--- START ---

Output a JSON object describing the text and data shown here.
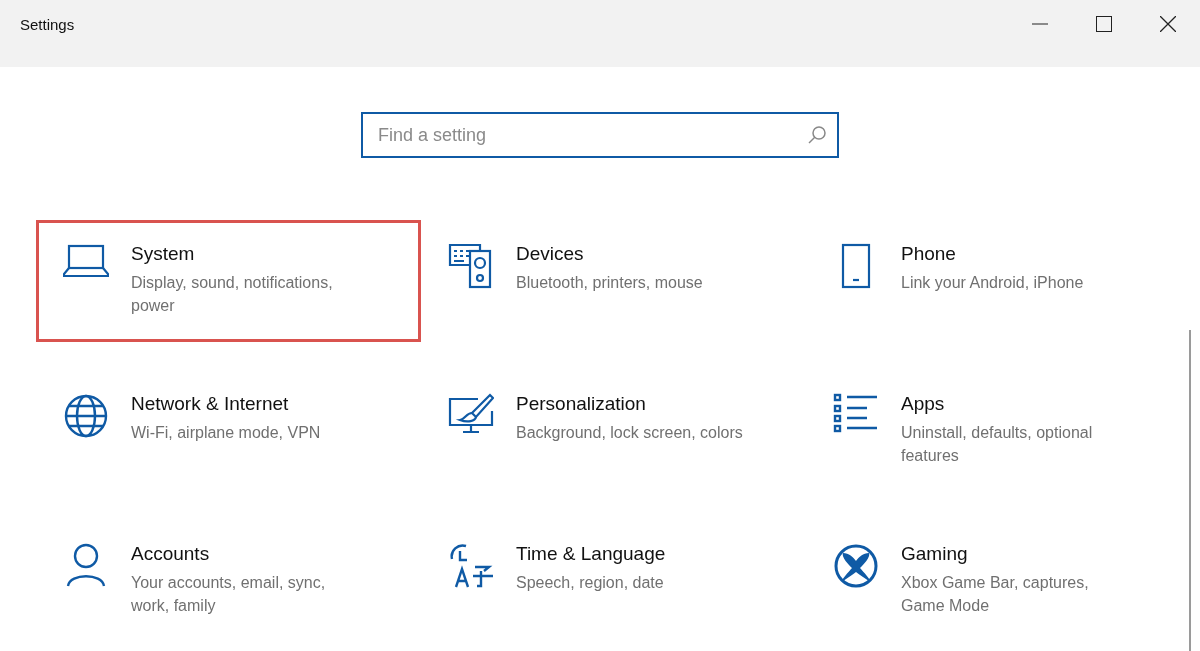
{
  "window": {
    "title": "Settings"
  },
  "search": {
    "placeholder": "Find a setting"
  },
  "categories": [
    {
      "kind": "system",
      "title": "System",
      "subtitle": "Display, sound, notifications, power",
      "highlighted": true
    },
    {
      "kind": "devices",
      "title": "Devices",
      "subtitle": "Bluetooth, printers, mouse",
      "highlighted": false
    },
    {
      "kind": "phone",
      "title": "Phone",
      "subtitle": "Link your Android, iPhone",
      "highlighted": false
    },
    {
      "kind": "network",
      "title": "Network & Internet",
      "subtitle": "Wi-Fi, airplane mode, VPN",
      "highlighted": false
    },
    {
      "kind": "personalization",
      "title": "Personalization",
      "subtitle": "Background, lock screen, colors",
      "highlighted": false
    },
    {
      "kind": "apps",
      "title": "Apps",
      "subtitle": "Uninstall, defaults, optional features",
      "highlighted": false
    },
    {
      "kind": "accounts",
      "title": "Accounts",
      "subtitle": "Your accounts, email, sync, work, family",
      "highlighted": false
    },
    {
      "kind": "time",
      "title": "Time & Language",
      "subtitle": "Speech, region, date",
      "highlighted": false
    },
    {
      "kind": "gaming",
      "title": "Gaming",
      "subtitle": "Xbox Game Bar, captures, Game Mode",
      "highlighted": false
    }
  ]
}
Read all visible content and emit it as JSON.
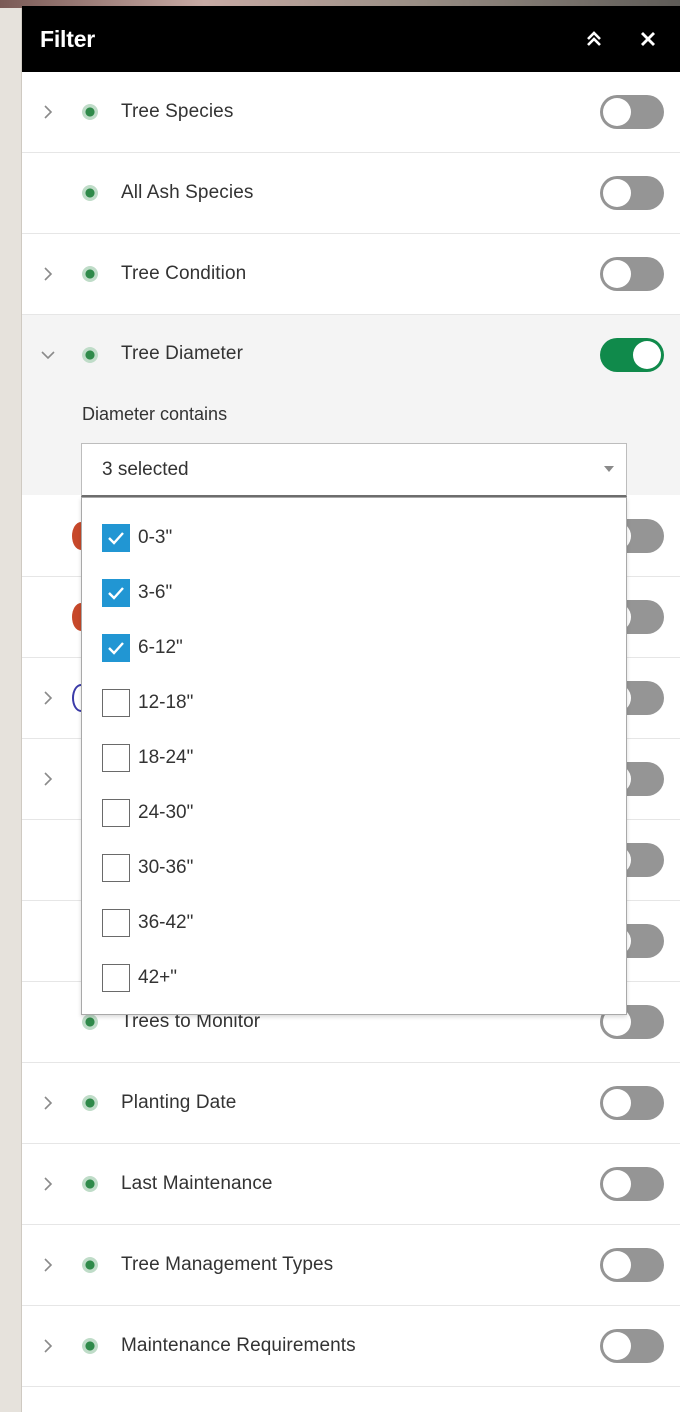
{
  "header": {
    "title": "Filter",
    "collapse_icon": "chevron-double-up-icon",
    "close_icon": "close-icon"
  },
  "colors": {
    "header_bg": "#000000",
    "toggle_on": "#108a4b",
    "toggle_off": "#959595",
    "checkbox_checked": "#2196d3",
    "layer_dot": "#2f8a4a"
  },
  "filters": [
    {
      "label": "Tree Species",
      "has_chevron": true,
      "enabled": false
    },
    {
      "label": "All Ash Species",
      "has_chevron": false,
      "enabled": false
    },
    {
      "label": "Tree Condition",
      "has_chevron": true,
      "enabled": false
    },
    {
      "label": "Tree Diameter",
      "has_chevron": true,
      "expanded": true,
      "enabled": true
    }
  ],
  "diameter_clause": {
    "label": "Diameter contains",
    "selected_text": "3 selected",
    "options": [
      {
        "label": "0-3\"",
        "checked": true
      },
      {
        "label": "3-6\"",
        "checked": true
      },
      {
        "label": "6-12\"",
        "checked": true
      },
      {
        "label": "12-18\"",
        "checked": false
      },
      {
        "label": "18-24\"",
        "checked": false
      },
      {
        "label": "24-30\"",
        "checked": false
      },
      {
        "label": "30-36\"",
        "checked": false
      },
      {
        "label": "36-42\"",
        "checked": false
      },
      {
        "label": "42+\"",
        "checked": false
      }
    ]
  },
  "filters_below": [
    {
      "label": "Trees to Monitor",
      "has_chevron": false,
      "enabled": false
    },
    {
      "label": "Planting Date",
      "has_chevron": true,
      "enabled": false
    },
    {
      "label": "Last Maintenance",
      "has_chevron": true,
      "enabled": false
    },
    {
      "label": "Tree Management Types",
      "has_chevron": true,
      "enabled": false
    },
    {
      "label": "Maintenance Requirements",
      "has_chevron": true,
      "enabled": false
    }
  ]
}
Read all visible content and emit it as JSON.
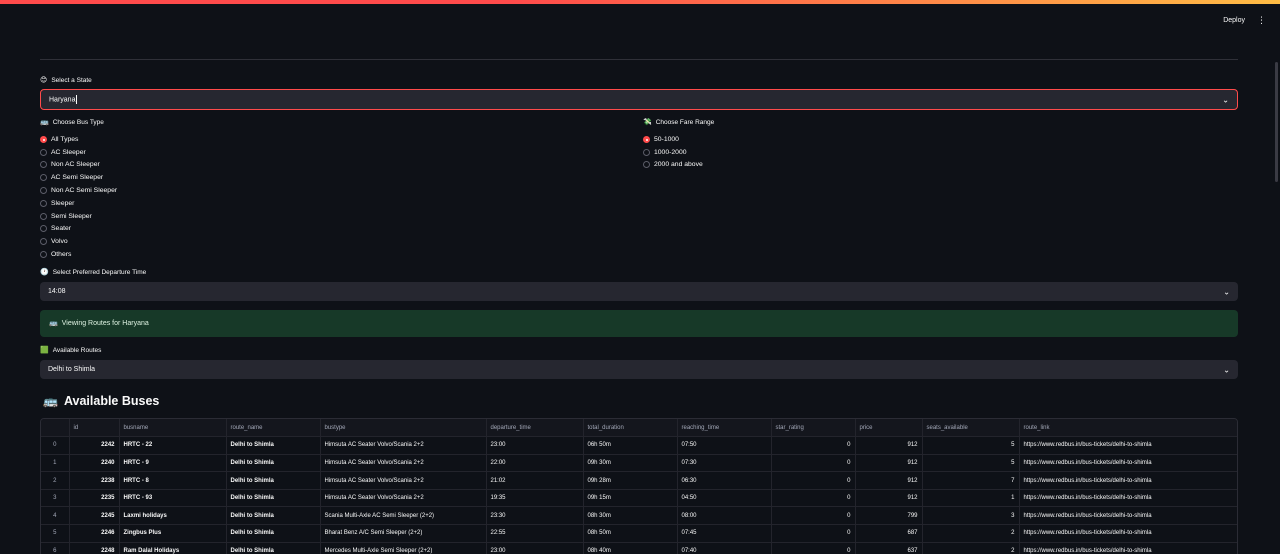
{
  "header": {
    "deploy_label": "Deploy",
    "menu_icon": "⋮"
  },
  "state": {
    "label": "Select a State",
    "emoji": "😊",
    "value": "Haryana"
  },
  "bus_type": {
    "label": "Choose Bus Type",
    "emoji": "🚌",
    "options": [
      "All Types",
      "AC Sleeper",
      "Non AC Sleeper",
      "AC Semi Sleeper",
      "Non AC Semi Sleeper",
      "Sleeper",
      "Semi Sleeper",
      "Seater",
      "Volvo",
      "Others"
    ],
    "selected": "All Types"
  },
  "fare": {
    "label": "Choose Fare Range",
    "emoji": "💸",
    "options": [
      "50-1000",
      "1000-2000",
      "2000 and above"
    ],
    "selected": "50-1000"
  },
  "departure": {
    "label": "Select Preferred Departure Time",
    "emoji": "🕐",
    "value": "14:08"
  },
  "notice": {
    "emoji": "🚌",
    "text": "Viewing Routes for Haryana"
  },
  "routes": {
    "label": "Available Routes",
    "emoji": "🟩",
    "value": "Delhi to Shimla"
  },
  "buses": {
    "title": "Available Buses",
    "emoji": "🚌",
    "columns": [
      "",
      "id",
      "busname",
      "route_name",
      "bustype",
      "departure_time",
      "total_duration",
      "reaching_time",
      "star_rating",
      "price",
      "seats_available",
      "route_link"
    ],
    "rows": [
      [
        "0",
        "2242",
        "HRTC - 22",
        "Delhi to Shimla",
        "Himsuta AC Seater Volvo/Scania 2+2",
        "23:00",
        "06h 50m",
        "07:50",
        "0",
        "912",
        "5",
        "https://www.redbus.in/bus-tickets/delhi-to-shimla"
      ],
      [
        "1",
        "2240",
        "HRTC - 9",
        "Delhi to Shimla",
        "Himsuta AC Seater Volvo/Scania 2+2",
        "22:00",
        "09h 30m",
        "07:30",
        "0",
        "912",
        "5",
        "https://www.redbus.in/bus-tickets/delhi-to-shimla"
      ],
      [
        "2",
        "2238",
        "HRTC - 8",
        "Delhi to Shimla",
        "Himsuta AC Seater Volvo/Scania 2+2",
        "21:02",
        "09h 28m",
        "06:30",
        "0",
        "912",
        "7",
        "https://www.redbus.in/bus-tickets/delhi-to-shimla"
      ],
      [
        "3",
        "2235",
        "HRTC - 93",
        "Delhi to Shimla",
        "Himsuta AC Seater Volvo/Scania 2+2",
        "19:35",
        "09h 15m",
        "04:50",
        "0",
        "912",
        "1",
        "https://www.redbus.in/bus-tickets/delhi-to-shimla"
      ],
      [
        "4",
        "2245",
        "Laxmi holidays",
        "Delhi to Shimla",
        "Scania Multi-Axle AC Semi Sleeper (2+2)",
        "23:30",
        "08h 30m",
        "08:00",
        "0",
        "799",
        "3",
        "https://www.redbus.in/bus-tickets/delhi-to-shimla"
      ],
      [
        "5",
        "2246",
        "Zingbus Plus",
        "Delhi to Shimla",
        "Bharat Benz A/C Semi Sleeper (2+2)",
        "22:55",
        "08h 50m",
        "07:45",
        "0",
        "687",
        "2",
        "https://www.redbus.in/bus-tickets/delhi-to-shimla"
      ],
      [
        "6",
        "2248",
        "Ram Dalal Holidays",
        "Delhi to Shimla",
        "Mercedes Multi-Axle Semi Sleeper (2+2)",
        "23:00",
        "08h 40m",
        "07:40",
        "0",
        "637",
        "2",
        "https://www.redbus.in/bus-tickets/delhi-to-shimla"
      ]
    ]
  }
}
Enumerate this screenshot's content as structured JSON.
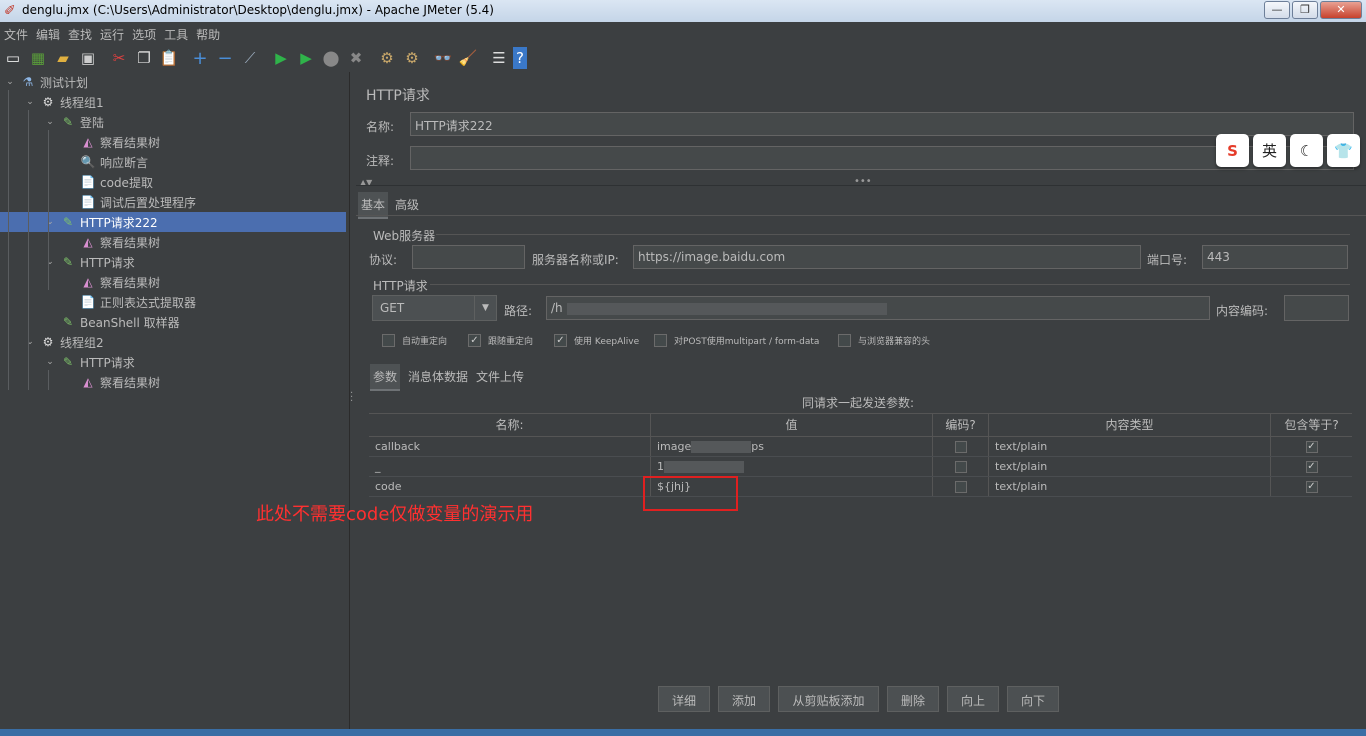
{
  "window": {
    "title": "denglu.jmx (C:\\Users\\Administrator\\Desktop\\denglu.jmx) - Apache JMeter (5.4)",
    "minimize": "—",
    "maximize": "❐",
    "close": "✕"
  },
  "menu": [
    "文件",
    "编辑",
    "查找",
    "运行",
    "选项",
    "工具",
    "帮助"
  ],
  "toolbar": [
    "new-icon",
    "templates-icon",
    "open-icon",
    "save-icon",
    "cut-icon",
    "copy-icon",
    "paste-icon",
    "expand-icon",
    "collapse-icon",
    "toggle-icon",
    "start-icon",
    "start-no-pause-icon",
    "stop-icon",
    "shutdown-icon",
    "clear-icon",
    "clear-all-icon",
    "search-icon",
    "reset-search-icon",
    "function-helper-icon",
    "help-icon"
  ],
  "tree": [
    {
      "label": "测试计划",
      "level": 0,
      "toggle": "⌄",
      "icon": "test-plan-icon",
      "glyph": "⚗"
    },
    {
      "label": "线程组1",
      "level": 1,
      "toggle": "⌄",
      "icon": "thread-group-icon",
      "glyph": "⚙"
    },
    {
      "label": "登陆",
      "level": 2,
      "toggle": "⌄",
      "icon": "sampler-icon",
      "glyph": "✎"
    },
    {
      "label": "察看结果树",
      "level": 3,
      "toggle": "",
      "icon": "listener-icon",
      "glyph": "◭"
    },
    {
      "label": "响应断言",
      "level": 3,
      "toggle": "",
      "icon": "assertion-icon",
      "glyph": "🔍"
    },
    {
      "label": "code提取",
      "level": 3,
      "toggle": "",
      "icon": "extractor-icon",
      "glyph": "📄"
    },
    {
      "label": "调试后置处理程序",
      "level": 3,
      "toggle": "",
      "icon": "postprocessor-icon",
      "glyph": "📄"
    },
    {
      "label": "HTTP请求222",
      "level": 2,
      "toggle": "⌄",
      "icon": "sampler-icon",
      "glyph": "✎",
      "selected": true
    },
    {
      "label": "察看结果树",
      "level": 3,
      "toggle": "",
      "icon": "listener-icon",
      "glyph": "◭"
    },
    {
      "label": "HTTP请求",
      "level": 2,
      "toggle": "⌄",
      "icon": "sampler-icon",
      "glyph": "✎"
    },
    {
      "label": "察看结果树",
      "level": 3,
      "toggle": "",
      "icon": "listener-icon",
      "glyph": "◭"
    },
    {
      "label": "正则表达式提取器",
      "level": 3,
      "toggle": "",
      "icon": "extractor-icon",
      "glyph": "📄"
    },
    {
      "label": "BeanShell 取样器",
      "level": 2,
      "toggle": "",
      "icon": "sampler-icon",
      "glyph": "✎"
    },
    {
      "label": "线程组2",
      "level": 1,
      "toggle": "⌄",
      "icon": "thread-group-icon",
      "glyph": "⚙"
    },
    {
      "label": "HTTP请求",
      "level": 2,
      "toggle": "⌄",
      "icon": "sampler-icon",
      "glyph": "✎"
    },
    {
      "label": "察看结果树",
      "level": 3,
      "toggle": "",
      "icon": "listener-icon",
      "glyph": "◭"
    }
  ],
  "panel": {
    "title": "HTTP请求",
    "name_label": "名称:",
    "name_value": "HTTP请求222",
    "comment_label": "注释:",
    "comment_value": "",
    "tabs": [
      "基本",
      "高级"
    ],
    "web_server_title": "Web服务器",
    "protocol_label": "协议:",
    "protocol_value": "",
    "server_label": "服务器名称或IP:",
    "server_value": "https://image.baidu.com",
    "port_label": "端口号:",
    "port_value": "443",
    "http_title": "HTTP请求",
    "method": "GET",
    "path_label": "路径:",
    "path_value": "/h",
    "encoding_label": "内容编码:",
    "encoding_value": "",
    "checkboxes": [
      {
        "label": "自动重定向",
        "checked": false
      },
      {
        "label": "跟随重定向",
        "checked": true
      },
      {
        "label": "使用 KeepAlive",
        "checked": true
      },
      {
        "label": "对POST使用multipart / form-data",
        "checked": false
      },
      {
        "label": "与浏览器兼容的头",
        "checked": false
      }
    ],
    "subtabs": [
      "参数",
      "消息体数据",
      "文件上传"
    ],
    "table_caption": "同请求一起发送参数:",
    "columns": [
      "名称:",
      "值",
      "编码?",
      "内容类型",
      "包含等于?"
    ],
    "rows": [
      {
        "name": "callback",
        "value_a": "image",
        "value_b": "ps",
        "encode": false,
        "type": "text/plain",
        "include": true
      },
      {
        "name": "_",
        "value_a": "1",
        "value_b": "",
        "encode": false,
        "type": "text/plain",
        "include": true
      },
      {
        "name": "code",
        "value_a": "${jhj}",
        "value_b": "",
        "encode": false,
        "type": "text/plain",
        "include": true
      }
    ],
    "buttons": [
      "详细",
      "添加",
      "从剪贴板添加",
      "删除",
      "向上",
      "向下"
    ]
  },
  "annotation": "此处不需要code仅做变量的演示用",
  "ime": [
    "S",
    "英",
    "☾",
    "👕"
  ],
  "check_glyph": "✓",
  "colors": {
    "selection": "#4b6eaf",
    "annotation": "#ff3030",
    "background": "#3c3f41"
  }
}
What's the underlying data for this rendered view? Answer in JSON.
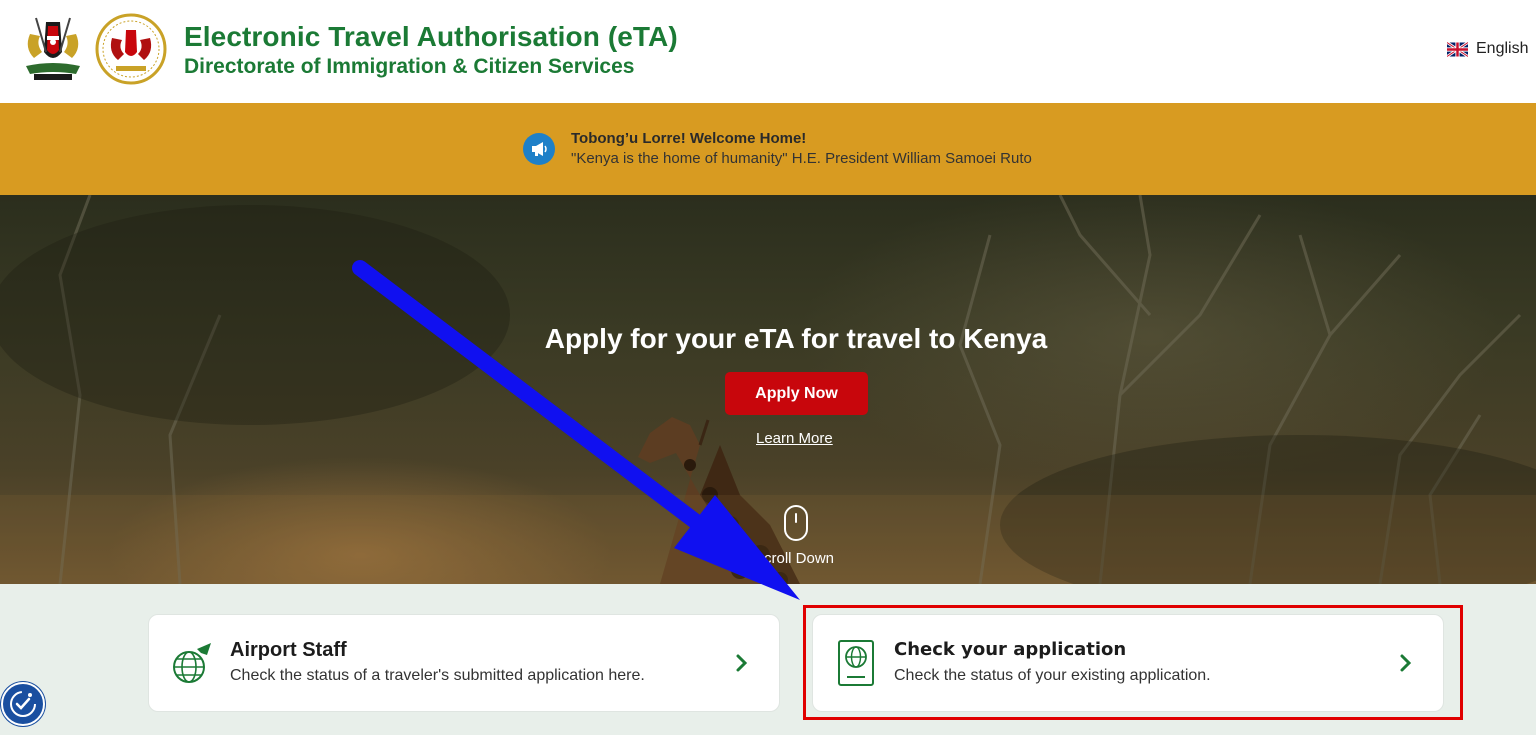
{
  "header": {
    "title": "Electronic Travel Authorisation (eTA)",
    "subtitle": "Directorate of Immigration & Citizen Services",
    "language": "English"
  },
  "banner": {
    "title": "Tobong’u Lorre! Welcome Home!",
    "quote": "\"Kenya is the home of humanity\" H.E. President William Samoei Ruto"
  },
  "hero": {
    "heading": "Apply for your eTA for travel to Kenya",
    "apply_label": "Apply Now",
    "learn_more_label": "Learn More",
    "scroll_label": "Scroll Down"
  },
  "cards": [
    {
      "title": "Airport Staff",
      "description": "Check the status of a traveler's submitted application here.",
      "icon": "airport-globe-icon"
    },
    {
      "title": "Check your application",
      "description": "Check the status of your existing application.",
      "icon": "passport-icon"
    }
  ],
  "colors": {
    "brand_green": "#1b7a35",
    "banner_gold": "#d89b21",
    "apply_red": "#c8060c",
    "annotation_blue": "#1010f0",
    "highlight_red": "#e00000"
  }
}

--- END ---

* _Problem_
Find the lines that include the string "application", then copy each of them.

* _Final answer_
      "description": "Check the status of a traveler's submitted application here.",
      "title": "Check your application",
      "description": "Check the status of your existing application.",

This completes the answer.